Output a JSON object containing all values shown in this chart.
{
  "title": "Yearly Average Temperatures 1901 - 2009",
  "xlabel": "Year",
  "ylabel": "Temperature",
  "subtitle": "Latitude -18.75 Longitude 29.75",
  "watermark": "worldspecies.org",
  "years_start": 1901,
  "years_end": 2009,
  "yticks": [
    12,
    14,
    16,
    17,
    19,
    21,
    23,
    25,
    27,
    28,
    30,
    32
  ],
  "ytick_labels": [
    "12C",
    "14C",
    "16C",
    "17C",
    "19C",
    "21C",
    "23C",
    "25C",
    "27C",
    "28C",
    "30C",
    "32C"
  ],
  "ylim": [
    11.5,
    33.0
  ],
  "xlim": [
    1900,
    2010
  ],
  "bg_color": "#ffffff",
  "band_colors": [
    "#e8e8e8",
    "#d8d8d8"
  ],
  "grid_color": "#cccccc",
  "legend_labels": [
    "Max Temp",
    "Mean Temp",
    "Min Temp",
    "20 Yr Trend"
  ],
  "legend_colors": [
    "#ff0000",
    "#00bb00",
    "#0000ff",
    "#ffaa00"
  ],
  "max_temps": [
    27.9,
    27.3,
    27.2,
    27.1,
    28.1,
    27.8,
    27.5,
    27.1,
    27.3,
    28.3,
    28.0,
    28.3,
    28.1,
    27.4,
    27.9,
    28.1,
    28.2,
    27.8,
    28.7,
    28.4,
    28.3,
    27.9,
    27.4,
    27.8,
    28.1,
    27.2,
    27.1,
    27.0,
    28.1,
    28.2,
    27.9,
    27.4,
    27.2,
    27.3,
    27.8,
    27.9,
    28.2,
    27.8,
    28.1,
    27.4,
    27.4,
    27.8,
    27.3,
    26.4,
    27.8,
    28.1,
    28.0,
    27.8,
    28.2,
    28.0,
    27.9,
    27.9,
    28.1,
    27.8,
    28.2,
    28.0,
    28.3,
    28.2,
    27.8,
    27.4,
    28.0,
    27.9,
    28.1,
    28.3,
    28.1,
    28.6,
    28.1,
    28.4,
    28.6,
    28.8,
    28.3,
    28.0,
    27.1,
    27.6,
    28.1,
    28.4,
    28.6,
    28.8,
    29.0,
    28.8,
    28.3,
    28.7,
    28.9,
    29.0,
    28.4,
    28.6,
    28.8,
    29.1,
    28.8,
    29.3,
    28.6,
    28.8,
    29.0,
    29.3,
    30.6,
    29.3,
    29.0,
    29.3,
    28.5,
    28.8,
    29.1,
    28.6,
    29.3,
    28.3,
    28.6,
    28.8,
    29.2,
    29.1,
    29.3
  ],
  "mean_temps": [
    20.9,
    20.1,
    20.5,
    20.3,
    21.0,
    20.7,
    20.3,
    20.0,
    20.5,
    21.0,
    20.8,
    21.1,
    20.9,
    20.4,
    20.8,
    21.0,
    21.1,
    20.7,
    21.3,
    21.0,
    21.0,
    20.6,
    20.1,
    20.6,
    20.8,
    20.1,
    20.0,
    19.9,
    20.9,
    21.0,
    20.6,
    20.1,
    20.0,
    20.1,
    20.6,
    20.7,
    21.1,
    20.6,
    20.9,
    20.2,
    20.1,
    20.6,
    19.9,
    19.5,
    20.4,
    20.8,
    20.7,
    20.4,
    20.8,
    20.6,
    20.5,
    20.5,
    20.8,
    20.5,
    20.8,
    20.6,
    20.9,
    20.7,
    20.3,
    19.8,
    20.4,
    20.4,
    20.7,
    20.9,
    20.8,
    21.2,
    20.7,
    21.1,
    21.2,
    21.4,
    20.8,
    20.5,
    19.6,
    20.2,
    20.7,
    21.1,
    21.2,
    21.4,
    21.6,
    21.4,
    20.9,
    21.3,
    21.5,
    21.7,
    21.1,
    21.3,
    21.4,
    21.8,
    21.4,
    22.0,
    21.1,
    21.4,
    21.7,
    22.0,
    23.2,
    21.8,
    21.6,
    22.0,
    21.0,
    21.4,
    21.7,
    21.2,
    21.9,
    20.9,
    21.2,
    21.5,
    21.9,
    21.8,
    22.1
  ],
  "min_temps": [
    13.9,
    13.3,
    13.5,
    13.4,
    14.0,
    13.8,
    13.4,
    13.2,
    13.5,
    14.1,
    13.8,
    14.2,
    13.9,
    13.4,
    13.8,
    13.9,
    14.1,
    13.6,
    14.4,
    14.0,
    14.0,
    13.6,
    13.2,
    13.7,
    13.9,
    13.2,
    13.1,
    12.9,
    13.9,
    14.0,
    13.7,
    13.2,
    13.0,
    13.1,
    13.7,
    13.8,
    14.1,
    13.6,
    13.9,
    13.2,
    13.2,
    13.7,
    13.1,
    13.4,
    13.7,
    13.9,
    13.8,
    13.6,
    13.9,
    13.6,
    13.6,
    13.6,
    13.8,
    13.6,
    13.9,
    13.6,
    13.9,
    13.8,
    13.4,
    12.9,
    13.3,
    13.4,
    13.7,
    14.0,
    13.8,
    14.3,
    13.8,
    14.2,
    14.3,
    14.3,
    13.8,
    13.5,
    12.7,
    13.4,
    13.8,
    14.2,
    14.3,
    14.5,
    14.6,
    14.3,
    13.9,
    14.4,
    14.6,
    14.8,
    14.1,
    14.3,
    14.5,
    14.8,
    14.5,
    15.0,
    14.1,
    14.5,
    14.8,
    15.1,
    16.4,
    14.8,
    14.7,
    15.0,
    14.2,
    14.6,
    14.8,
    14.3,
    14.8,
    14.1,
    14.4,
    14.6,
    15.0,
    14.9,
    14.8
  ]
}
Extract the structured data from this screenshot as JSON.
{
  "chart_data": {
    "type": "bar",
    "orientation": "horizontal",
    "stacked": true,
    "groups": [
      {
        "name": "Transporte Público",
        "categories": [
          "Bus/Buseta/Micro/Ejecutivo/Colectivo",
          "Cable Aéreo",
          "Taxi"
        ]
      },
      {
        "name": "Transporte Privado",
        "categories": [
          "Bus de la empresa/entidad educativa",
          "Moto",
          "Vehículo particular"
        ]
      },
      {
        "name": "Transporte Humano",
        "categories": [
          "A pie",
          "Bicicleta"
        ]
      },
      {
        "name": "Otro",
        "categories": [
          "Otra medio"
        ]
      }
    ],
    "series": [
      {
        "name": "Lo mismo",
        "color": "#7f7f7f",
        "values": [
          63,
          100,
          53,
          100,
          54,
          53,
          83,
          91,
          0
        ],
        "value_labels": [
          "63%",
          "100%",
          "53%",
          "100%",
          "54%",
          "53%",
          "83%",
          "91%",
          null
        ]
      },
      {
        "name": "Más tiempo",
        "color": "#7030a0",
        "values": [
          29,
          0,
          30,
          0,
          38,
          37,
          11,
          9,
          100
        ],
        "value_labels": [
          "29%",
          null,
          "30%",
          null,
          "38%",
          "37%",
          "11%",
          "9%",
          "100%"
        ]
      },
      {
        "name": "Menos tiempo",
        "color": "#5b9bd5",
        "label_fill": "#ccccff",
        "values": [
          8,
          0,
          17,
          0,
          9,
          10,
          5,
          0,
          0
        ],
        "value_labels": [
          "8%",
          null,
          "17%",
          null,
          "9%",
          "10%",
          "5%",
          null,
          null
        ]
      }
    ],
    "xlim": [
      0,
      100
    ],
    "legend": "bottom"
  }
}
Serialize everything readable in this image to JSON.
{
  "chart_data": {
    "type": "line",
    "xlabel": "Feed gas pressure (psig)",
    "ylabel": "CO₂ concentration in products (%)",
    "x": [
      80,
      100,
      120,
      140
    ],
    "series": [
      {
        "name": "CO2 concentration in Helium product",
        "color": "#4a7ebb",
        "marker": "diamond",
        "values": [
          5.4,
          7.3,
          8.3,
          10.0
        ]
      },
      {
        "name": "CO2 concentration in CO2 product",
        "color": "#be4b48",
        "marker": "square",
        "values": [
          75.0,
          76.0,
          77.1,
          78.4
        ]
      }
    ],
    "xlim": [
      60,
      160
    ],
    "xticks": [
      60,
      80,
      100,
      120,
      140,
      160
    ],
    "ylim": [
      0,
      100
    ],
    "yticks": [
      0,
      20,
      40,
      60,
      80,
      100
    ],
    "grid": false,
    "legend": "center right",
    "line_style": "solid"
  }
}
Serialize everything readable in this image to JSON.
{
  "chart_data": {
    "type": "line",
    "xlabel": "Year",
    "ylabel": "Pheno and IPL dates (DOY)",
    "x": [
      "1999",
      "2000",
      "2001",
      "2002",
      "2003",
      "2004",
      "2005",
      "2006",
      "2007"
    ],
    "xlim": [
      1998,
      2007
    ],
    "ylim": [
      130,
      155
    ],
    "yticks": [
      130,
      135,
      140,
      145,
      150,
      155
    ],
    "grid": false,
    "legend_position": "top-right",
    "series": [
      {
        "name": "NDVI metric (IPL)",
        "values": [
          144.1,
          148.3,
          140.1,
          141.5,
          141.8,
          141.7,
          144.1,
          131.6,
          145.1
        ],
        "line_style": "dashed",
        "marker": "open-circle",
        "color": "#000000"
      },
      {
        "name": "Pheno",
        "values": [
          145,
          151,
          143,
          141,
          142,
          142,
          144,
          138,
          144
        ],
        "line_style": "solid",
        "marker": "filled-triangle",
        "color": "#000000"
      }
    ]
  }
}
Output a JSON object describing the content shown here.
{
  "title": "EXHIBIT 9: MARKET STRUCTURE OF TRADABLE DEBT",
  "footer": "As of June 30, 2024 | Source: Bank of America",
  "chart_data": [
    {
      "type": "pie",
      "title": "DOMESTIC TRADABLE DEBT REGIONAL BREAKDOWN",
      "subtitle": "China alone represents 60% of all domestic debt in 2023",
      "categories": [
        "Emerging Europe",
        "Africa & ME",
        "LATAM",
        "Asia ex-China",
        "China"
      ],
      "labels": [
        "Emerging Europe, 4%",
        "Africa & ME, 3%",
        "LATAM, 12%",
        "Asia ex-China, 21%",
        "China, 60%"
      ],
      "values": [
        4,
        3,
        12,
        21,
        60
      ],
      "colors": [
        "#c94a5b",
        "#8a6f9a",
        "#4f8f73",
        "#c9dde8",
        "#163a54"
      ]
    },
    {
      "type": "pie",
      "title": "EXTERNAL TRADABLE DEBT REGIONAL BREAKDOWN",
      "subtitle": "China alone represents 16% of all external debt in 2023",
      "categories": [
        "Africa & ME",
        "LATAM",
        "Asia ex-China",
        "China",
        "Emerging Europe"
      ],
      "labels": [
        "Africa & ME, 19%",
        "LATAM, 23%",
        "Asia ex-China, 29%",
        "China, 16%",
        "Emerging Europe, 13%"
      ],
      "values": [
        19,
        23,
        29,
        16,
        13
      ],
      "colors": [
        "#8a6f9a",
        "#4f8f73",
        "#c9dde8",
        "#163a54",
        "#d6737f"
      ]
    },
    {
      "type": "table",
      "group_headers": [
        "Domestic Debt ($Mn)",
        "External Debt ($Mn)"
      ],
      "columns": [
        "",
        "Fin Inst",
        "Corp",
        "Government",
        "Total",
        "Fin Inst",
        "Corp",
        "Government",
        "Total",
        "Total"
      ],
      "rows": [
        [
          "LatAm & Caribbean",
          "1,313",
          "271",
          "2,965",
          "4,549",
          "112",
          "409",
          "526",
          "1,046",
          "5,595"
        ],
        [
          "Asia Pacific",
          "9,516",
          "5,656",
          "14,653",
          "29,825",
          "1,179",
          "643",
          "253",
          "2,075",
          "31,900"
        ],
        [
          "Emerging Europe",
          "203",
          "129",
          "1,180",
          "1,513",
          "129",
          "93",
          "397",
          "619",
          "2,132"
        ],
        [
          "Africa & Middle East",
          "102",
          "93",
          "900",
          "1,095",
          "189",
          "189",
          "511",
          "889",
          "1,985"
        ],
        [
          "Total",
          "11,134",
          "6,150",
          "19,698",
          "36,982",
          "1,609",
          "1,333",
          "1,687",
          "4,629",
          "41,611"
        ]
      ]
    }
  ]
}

THE EXERCISE:
Copy each line above containing the string "alone".

ANSWER FOR THIS EXERCISE:
      "subtitle": "China alone represents 60% of all domestic debt in 2023",
      "subtitle": "China alone represents 16% of all external debt in 2023",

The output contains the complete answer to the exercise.